» **PROBLEM DESCRIPTION**:
All of the entries must be reproduced exactly, with no images carried over.

» **LISTING**:

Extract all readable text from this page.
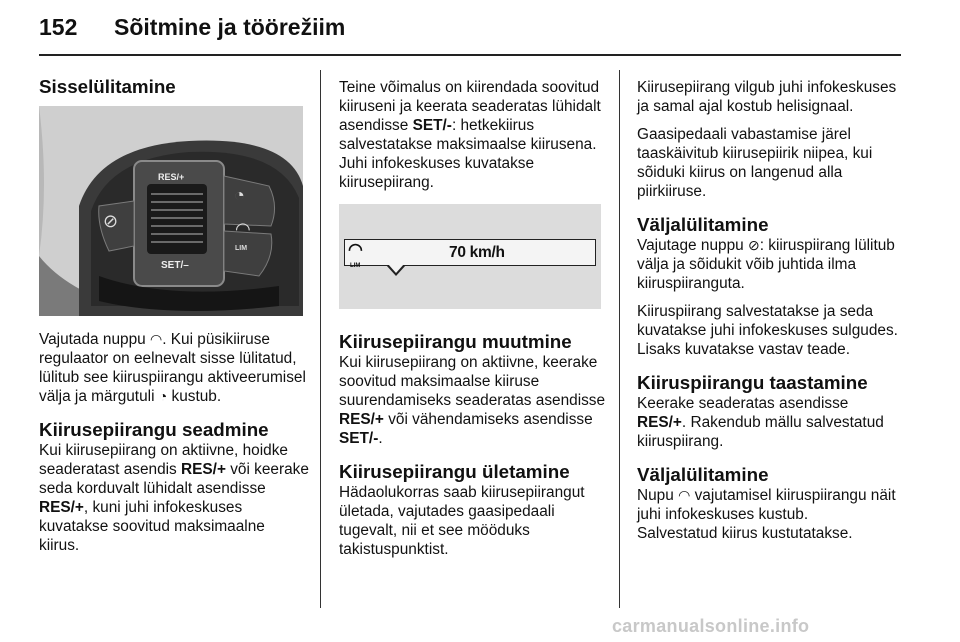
152 Sõitmine ja töörežiim
Sisselülitamine
RES/+
SET/–
LIM
⊘
◔
◠

Vajutada nuppu ◠. Kui püsikiiruse regulaator on eelnevalt sisse lülitatud, lülitub see kiiruspiirangu aktiveerumisel välja ja märgutuli ◔ kustub.

Kiirusepiirangu seadmine

Kui kiirusepiirang on aktiivne, hoidke seaderatast asendis RES/+ või keerake seda korduvalt lühidalt asendisse RES/+, kuni juhi infokeskuses kuvatakse soovitud maksimaalne kiirus.

Teine võimalus on kiirendada soovitud kiiruseni ja keerata seaderatas lühidalt asendisse SET/-: hetkekiirus salvestatakse maksimaalse kiirusena. Juhi infokeskuses kuvatakse kiirusepiirang.

◠
LIM
70 km/h
Kiirusepiirangu muutmine

Kui kiirusepiirang on aktiivne, keerake soovitud maksimaalse kiiruse suurendamiseks seaderatas asendisse RES/+ või vähendamiseks asendisse SET/-.

Kiirusepiirangu ületamine

Hädaolukorras saab kiirusepiirangut ületada, vajutades gaasipedaali tugevalt, nii et see mööduks takistuspunktist.

Kiirusepiirang vilgub juhi infokeskuses ja samal ajal kostub helisignaal.

Gaasipedaali vabastamise järel taaskäivitub kiirusepiirik niipea, kui sõiduki kiirus on langenud alla piirkiiruse.

Väljalülitamine

Vajutage nuppu ⊘: kiiruspiirang lülitub välja ja sõidukit võib juhtida ilma kiiruspiiranguta.

Kiiruspiirang salvestatakse ja seda kuvatakse juhi infokeskuses sulgudes. Lisaks kuvatakse vastav teade.

Kiiruspiirangu taastamine

Keerake seaderatas asendisse RES/+. Rakendub mällu salvestatud kiiruspiirang.

Väljalülitamine

Nupu ◠ vajutamisel kiiruspiirangu näit juhi infokeskuses kustub.

Salvestatud kiirus kustutatakse.

carmanualsonline.info
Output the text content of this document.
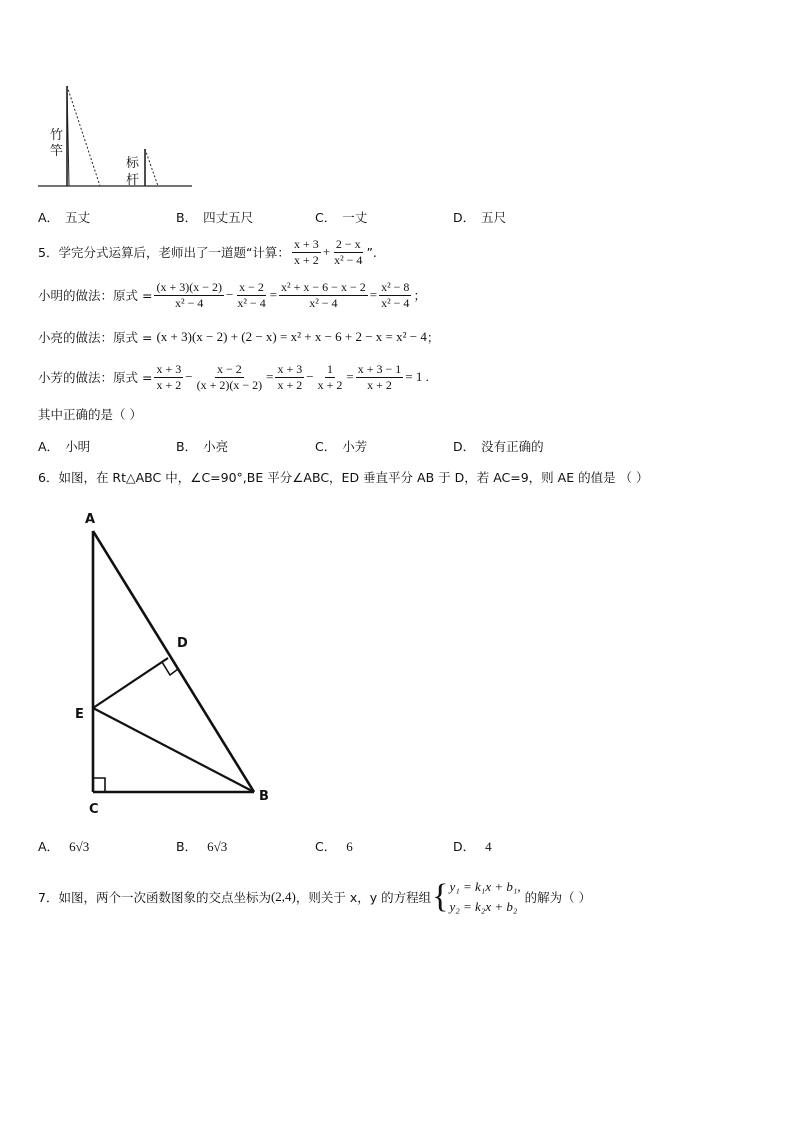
竹
竿
标
杆
A． 五丈	B． 四丈五尺	C． 一丈	D． 五尺
5．学完分式运算后，老师出了一道题“计算： $\frac{x + 3}{x + 2} + \frac{2 - x}{\text{x² − 4}}$ ”.
小明的做法：原式 = $\frac{(x + 3)(x - 2)}{\text{x² − 4}} - \frac{x - 2}{\text{x² − 4}} = \frac{\text{x² + x − 6 − x − 2}}{\text{x² − 4}} = \frac{\text{x² − 8}}{\text{x² − 4}}$ ；
小亮的做法：原式 = (x + 3)(x − 2) + (2 − x) = x² + x − 6 + 2 − x = x² − 4 ；
小芳的做法：原式 = $\frac{x + 3}{x + 2} - \frac{x - 2}{(x + 2)(x - 2)} = \frac{x + 3}{x + 2} - \frac{1}{x + 2} = \frac{x + 3 - 1}{x + 2} = 1$ .
其中正确的是（ ）
A． 小明	B． 小亮	C． 小芳	D． 没有正确的
6．如图，在 Rt△ABC 中，∠C=90°,BE 平分∠ABC，ED 垂直平分 AB 于 D，若 AC=9，则 AE 的值是 （ ）
A
D
E
C
B
A． 6√3	B． 6√3	C． 6	D． 4
7．如图，两个一次函数图象的交点坐标为 (2,4) ，则关于 x，y 的方程组 { y₁ = k₁x + b₁,
y₂ = k₂x + b₂
的解为（ ）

» **RESPONSE FOR THIS EXERCISE**:
Extract all readable text from this page.
152 Sõitmine ja töörežiim
Sisselülitamine
RES/+
SET/–
LIM
⊘
◔
◠

Vajutada nuppu ◠. Kui püsikiiruse regulaator on eelnevalt sisse lülitatud, lülitub see kiiruspiirangu aktiveerumisel välja ja märgutuli ◔ kustub.

Kiirusepiirangu seadmine

Kui kiirusepiirang on aktiivne, hoidke seaderatast asendis RES/+ või keerake seda korduvalt lühidalt asendisse RES/+, kuni juhi infokeskuses kuvatakse soovitud maksimaalne kiirus.

Teine võimalus on kiirendada soovitud kiiruseni ja keerata seaderatas lühidalt asendisse SET/-: hetkekiirus salvestatakse maksimaalse kiirusena. Juhi infokeskuses kuvatakse kiirusepiirang.

◠
LIM
70 km/h
Kiirusepiirangu muutmine

Kui kiirusepiirang on aktiivne, keerake soovitud maksimaalse kiiruse suurendamiseks seaderatas asendisse RES/+ või vähendamiseks asendisse SET/-.

Kiirusepiirangu ületamine

Hädaolukorras saab kiirusepiirangut ületada, vajutades gaasipedaali tugevalt, nii et see mööduks takistuspunktist.

Kiirusepiirang vilgub juhi infokeskuses ja samal ajal kostub helisignaal.

Gaasipedaali vabastamise järel taaskäivitub kiirusepiirik niipea, kui sõiduki kiirus on langenud alla piirkiiruse.

Väljalülitamine

Vajutage nuppu ⊘: kiiruspiirang lülitub välja ja sõidukit võib juhtida ilma kiiruspiiranguta.

Kiiruspiirang salvestatakse ja seda kuvatakse juhi infokeskuses sulgudes. Lisaks kuvatakse vastav teade.

Kiiruspiirangu taastamine

Keerake seaderatas asendisse RES/+. Rakendub mällu salvestatud kiiruspiirang.

Väljalülitamine

Nupu ◠ vajutamisel kiiruspiirangu näit juhi infokeskuses kustub.

Salvestatud kiirus kustutatakse.

carmanualsonline.info
Output the text content of this document.
竹
竿
标
杆
A． 五丈	B． 四丈五尺	C． 一丈	D． 五尺
5．学完分式运算后，老师出了一道题“计算： $\frac{x + 3}{x + 2} + \frac{2 - x}{\text{x² − 4}}$ ”.
小明的做法：原式 = $\frac{(x + 3)(x - 2)}{\text{x² − 4}} - \frac{x - 2}{\text{x² − 4}} = \frac{\text{x² + x − 6 − x − 2}}{\text{x² − 4}} = \frac{\text{x² − 8}}{\text{x² − 4}}$ ；
小亮的做法：原式 = (x + 3)(x − 2) + (2 − x) = x² + x − 6 + 2 − x = x² − 4 ；
小芳的做法：原式 = $\frac{x + 3}{x + 2} - \frac{x - 2}{(x + 2)(x - 2)} = \frac{x + 3}{x + 2} - \frac{1}{x + 2} = \frac{x + 3 - 1}{x + 2} = 1$ .
其中正确的是（ ）
A． 小明	B． 小亮	C． 小芳	D． 没有正确的
6．如图，在 Rt△ABC 中，∠C=90°,BE 平分∠ABC，ED 垂直平分 AB 于 D，若 AC=9，则 AE 的值是 （ ）
A
D
E
C
B
A． 6√3	B． 6√3	C． 6	D． 4
7．如图，两个一次函数图象的交点坐标为 (2,4) ，则关于 x，y 的方程组 { y₁ = k₁x + b₁,
y₂ = k₂x + b₂
的解为（ ）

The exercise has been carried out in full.